--- Start Data lines ---
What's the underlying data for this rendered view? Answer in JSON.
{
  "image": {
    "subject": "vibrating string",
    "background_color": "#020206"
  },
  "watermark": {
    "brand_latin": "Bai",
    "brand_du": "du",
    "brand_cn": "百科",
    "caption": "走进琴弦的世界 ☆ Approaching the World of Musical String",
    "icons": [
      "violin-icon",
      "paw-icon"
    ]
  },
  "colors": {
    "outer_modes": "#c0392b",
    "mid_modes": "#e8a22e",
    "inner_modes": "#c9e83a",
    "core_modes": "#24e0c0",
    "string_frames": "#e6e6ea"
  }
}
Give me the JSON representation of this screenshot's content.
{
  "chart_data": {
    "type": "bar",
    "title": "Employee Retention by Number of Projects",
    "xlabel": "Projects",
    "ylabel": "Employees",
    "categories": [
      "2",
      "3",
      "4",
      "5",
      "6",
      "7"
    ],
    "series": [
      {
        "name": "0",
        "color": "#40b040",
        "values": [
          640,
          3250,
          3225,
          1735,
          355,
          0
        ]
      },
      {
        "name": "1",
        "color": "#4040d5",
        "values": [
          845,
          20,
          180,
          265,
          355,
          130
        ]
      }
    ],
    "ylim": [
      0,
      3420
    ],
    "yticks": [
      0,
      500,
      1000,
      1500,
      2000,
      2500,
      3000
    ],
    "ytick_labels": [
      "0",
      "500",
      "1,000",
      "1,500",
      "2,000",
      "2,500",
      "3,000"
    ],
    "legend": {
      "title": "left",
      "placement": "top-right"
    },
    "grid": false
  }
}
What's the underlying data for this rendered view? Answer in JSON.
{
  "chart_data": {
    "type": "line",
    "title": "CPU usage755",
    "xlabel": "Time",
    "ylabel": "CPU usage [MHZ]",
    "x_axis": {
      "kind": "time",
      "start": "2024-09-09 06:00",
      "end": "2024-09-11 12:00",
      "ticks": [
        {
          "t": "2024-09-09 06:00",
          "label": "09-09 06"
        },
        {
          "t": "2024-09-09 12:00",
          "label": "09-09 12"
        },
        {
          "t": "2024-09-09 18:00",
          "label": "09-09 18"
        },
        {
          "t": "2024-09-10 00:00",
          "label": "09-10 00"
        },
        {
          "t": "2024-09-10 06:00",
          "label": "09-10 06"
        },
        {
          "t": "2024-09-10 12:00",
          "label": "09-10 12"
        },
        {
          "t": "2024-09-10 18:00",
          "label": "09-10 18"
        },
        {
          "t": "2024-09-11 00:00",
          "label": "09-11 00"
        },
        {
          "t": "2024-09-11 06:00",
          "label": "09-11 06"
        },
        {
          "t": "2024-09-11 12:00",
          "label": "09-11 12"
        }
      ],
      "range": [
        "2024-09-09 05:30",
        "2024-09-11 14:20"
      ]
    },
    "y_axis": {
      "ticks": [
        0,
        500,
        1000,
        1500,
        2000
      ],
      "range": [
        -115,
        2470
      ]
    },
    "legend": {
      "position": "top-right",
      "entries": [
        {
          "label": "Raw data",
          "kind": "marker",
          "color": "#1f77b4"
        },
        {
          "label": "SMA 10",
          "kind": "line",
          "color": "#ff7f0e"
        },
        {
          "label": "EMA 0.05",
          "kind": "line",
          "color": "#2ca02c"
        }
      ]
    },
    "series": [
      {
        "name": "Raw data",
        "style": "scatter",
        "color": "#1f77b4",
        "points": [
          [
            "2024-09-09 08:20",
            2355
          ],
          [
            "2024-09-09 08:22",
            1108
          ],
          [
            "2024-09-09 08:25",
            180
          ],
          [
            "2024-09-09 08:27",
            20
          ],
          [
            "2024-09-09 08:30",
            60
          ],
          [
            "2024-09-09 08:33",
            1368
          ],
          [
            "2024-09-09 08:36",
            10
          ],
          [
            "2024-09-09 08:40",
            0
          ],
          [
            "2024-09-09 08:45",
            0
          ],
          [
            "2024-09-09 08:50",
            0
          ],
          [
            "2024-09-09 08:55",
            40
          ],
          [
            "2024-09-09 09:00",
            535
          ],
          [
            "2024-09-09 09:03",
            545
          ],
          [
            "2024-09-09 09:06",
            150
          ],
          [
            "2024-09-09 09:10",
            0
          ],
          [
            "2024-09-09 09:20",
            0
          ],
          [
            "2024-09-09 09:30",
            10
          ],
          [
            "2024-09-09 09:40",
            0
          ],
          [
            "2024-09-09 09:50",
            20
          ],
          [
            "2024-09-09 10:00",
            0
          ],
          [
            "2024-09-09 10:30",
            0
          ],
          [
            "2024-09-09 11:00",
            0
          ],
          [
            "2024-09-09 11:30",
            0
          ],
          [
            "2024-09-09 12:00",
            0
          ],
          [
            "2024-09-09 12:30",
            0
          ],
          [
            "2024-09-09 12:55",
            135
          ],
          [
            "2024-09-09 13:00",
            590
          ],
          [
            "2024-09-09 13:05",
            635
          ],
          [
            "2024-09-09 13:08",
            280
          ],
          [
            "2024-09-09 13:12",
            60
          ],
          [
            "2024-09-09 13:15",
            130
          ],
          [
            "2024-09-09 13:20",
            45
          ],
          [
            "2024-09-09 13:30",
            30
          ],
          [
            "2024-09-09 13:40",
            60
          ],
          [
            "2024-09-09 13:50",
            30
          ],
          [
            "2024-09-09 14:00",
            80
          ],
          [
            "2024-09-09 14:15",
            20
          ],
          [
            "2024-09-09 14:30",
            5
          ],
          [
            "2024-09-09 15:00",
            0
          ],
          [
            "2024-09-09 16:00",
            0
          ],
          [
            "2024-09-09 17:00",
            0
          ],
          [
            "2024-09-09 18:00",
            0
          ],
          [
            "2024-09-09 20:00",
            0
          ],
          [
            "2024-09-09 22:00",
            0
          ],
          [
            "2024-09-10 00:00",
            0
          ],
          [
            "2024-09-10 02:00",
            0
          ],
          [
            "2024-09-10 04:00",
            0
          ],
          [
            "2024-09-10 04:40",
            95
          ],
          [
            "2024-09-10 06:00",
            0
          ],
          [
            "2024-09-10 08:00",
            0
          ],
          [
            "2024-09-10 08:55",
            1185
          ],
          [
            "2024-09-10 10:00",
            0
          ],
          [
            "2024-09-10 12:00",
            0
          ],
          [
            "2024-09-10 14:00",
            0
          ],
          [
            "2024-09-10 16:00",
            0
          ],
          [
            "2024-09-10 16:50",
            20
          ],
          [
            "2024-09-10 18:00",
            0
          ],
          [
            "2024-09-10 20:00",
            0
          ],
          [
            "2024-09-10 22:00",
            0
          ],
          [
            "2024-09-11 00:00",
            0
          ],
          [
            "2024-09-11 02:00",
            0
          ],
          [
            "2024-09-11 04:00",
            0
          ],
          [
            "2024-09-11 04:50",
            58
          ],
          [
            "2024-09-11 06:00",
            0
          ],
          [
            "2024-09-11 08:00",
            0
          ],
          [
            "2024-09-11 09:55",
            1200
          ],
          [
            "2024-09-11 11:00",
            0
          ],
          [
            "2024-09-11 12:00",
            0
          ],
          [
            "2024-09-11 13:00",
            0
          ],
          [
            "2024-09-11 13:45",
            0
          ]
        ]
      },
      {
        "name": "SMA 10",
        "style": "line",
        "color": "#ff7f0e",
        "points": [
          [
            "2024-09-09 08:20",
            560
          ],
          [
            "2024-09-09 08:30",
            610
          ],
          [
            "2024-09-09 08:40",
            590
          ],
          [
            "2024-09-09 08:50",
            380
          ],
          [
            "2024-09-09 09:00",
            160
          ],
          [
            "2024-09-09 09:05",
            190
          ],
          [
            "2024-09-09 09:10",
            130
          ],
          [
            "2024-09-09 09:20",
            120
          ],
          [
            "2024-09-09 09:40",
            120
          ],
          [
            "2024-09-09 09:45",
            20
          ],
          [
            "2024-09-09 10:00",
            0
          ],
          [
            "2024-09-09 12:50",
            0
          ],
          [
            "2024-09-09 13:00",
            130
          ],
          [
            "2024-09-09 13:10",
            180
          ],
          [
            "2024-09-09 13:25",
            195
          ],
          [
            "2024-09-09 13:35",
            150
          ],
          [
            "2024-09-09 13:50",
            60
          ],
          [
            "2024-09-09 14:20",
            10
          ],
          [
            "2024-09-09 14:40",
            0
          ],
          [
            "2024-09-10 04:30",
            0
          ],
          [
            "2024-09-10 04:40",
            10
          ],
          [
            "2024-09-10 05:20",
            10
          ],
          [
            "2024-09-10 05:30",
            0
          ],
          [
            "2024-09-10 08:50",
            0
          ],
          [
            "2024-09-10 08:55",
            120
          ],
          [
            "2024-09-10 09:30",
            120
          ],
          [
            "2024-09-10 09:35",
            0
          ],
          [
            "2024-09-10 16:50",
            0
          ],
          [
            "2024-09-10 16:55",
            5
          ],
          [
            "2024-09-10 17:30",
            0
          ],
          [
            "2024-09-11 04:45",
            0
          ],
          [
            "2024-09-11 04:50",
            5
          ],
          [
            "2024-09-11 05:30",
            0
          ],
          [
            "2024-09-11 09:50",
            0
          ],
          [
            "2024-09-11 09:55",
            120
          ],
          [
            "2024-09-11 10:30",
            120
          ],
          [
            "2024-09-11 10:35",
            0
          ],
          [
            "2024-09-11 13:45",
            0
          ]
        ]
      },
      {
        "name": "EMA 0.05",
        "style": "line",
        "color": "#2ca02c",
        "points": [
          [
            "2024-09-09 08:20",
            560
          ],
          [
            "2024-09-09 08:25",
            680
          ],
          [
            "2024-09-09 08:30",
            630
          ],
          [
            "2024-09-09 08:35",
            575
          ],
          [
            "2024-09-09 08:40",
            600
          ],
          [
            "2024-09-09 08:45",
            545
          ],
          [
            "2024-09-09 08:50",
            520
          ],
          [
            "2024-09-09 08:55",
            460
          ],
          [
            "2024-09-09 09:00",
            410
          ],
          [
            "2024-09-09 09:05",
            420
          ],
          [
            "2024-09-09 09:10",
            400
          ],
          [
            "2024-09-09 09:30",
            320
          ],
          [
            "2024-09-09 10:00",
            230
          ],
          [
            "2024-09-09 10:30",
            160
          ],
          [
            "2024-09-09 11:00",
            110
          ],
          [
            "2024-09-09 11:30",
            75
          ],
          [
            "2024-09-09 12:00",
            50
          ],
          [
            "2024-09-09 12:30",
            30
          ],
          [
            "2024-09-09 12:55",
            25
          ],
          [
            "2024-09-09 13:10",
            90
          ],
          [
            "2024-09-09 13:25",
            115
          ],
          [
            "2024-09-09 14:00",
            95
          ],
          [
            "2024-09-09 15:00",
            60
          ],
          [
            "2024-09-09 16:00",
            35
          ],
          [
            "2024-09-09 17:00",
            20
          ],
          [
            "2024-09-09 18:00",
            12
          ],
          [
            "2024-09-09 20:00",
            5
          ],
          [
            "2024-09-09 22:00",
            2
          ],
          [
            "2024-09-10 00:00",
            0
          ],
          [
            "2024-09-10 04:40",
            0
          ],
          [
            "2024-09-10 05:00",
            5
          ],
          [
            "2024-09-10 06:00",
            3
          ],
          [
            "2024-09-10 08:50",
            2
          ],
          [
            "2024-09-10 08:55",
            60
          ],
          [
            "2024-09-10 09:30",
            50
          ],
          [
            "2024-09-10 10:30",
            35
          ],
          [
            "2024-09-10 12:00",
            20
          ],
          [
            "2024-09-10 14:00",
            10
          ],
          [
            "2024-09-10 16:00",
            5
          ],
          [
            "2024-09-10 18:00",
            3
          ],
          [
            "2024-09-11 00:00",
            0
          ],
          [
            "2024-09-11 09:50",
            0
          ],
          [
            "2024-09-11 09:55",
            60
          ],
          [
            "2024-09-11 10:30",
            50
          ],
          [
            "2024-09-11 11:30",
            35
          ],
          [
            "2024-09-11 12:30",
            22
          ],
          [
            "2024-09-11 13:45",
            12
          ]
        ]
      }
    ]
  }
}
--- End Data lines ---
◆ What you are asked to do: State how many lines of the listing include the word "ylabel". Reply with the number alone.

◆ Reply: 2